Rule 6: This is really getting ahead of ourselves here, but it's good to hear as many times as possible. When soldering joints that have a lot of thermal weight, heat the joint up for an additional 5-10 seconds. When you solder to a big part or a pad that has a lot of copper attached to it (very common with GND connections), it takes a few extra seconds for the iron to pump enough heat into the part to get it to the correct temperature to form a connection. If you notice your iron tip feels 'sticky', or if you see the solder balling to the pin instead of flowing to the joint, this is because one part of the joint is not hot enough. Hold the iron on the joint for a few extra seconds and allow the solder to flow correctly.

Here is a short video to demonstrate how to clean your iron tip, solder a through hole component, and clip off the extra leads.

Now about irons:

This is my cheap-o Sunkko iron. It was under $100, it can solder lead-free solder just fine, and I use the standard included iron tip. You don't really need a digital read-out for home use, but do get an iron that has an adjustable temp dial. I set mine temp to about 350C for leaded solder. Notice my sponge is wet!

A cold iron tip. You can see the barrel and upper area of the iron are discolored by heat over time. No problem. You do not need an needle-sized iron tip to solder SMD devices. This is a common fallacy. This tip works very well!

Here's my solder. I stole this from work because 1) It's leaded and we use lead-free for production. 2) It's 0.020" diameter which is really too thin for production. Because it's so thin, the assemblers would have to use many many inches of solder to solder larger joints (like DB9 connectors). Smaller diameter solder helps you control how much solder goes into very tight pitch joints but it's not magic - it is not required. Just don't buy the solder at the hardware store that they sell for copper pipe plumbing, that stuff is ridiculously thick.

This solder is SN63PB37 meaning it's 63% tin and 37% lead. It's also called 'rosin core solder' because it has an organic core of rosin. As you melt the solder into the joint, a small amount of rosin inside the core will come out and help the solder flow. Rosin basically changes the surface tension of the solder allowing it to flow better (we're talking about liquid metal after all). Rosin will burn off and that's the small amount of smoke you see while you're soldering. Standard rosin smoke is not harmful! It has been known to irritate some people's eyes but I've never known anyone to have a problem with it. When in doubt, get a fan or open a window. Lead is known to be a carcinogen. In general, don't eat the solder. Wash your hands before you eat and you should be safe.

This is a 1lb spool which should last me until 2020. $18.95 from JB Saunders. JBSaunders is a surplus shop in Boulder, CO. They sell some handy tools and supplies but it's not your standard hobby shop - it can be tricky to get help some days. Solder aficionados may watch the DOM (date of manufacture) and claim that solder will go bad at some point. I have no idea. I imagine the rosin may change slightly over time but this solder is probably good for many years to come.

## DATA PROVIDED

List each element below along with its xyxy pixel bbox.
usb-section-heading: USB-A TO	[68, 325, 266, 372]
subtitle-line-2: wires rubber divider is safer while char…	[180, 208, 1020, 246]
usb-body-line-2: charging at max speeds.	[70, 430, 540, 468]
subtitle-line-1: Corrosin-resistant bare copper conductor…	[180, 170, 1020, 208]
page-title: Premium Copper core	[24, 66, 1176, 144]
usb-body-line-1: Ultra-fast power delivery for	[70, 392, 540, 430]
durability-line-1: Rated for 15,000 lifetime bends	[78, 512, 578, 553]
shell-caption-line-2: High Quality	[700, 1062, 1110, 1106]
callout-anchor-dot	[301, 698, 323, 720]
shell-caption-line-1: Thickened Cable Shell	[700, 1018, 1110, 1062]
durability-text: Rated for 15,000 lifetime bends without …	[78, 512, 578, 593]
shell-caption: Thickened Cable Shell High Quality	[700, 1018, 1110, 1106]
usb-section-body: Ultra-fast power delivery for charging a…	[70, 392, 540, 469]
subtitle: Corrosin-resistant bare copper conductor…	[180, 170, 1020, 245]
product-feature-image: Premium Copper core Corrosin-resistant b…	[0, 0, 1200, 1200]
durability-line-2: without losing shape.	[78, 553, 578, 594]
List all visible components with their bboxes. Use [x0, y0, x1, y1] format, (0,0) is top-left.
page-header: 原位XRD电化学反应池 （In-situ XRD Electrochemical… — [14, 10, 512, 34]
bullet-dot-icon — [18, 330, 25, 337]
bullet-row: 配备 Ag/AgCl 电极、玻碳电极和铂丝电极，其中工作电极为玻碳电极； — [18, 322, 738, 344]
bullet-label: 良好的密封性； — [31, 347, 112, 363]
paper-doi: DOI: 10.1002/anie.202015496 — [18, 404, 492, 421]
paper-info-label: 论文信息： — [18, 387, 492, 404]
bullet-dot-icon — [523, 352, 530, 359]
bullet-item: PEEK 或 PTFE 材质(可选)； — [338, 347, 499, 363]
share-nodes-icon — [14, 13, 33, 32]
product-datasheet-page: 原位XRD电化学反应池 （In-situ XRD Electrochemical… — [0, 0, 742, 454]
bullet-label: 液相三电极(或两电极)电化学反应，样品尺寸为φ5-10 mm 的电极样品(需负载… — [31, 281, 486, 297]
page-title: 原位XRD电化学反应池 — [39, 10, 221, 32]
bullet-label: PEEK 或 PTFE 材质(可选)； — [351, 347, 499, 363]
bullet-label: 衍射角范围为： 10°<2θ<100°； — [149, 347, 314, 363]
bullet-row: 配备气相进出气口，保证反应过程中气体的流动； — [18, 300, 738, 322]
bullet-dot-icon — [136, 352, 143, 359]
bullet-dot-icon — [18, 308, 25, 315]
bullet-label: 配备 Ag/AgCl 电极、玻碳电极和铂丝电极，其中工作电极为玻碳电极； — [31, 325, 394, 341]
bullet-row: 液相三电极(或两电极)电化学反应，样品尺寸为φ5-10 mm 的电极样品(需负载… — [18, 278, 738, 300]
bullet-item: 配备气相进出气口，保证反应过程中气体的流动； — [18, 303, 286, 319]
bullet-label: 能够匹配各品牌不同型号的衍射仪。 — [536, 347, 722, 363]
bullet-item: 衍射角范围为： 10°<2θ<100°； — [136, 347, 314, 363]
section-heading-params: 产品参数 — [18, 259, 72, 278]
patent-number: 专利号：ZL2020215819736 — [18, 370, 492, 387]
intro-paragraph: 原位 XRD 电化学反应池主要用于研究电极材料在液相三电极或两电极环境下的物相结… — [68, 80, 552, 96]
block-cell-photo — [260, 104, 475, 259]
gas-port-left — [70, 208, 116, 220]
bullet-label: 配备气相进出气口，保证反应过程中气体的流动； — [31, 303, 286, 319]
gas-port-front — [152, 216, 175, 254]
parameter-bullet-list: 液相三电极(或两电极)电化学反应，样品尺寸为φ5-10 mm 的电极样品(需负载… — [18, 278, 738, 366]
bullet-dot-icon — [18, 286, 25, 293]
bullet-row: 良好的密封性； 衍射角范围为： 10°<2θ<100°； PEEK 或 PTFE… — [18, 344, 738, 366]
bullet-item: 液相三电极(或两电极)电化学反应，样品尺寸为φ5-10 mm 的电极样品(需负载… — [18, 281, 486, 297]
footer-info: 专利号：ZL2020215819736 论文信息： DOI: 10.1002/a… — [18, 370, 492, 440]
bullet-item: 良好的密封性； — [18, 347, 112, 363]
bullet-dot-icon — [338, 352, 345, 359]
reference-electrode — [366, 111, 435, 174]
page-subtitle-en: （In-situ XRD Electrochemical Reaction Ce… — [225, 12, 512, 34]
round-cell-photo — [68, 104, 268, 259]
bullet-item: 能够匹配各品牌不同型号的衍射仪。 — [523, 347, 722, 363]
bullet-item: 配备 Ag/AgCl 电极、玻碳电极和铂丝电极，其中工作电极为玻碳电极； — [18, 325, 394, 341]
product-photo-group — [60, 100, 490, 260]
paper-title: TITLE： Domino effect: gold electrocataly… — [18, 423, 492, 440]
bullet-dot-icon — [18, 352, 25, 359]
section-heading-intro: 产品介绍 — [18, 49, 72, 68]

## SET EXERCISE
According to the soldering excerpt, what does the designation SN63PB37 mean?

## EXERCISE RESPONSE
It means the solder is 63% tin and 37% lead.